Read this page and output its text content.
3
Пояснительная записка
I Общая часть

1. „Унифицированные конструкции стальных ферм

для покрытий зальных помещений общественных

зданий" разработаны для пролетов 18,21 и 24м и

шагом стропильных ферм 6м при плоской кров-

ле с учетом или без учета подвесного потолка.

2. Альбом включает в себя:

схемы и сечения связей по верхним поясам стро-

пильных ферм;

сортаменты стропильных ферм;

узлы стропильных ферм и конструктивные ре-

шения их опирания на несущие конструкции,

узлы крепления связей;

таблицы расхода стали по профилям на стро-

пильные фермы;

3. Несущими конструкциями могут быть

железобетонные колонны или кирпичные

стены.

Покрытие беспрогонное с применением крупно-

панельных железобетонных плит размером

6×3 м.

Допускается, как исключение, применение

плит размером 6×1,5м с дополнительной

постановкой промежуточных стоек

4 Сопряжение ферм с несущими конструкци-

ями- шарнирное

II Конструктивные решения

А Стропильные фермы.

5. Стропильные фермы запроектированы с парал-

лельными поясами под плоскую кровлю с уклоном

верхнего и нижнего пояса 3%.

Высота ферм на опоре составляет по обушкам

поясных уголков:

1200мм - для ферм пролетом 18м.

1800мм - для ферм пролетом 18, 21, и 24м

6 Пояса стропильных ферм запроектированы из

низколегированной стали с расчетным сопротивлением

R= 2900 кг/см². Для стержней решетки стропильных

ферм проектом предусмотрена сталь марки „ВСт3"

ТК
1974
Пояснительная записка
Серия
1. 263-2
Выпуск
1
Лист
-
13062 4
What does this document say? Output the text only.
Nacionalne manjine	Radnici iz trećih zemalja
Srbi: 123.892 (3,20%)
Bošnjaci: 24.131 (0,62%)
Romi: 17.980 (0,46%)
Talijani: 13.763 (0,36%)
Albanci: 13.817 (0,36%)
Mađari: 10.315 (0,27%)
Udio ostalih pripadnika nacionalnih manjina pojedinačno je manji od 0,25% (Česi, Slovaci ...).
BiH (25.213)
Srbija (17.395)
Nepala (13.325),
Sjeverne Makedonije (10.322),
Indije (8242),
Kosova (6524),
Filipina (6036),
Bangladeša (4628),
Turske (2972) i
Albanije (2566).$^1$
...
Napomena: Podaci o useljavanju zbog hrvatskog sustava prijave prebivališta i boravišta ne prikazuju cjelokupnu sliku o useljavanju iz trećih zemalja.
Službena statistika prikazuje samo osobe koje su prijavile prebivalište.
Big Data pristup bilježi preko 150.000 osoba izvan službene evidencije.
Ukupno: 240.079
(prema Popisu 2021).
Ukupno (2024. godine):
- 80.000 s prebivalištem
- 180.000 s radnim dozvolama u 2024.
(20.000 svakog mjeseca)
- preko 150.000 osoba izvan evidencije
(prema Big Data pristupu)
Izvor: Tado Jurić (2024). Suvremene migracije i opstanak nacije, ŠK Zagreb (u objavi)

########################################

• **Exercise**: Quote all of the entries verbatim.

• **Response to this exercise**:
Read this page and output its text content.
3
Пояснительная записка
I Общая часть

1. „Унифицированные конструкции стальных ферм

для покрытий зальных помещений общественных

зданий" разработаны для пролетов 18,21 и 24м и

шагом стропильных ферм 6м при плоской кров-

ле с учетом или без учета подвесного потолка.

2. Альбом включает в себя:

схемы и сечения связей по верхним поясам стро-

пильных ферм;

сортаменты стропильных ферм;

узлы стропильных ферм и конструктивные ре-

шения их опирания на несущие конструкции,

узлы крепления связей;

таблицы расхода стали по профилям на стро-

пильные фермы;

3. Несущими конструкциями могут быть

железобетонные колонны или кирпичные

стены.

Покрытие беспрогонное с применением крупно-

панельных железобетонных плит размером

6×3 м.

Допускается, как исключение, применение

плит размером 6×1,5м с дополнительной

постановкой промежуточных стоек

4 Сопряжение ферм с несущими конструкци-

ями- шарнирное

II Конструктивные решения

А Стропильные фермы.

5. Стропильные фермы запроектированы с парал-

лельными поясами под плоскую кровлю с уклоном

верхнего и нижнего пояса 3%.

Высота ферм на опоре составляет по обушкам

поясных уголков:

1200мм - для ферм пролетом 18м.

1800мм - для ферм пролетом 18, 21, и 24м

6 Пояса стропильных ферм запроектированы из

низколегированной стали с расчетным сопротивлением

R= 2900 кг/см². Для стержней решетки стропильных

ферм проектом предусмотрена сталь марки „ВСт3"

ТК
1974
Пояснительная записка
Серия
1. 263-2
Выпуск
1
Лист
-
13062 4
What does this document say? Output the text only.
Nacionalne manjine	Radnici iz trećih zemalja
Srbi: 123.892 (3,20%)
Bošnjaci: 24.131 (0,62%)
Romi: 17.980 (0,46%)
Talijani: 13.763 (0,36%)
Albanci: 13.817 (0,36%)
Mađari: 10.315 (0,27%)
Udio ostalih pripadnika nacionalnih manjina pojedinačno je manji od 0,25% (Česi, Slovaci ...).
BiH (25.213)
Srbija (17.395)
Nepala (13.325),
Sjeverne Makedonije (10.322),
Indije (8242),
Kosova (6524),
Filipina (6036),
Bangladeša (4628),
Turske (2972) i
Albanije (2566).$^1$
...
Napomena: Podaci o useljavanju zbog hrvatskog sustava prijave prebivališta i boravišta ne prikazuju cjelokupnu sliku o useljavanju iz trećih zemalja.
Službena statistika prikazuje samo osobe koje su prijavile prebivalište.
Big Data pristup bilježi preko 150.000 osoba izvan službene evidencije.
Ukupno: 240.079
(prema Popisu 2021).
Ukupno (2024. godine):
- 80.000 s prebivalištem
- 180.000 s radnim dozvolama u 2024.
(20.000 svakog mjeseca)
- preko 150.000 osoba izvan evidencije
(prema Big Data pristupu)
Izvor: Tado Jurić (2024). Suvremene migracije i opstanak nacije, ŠK Zagreb (u objavi)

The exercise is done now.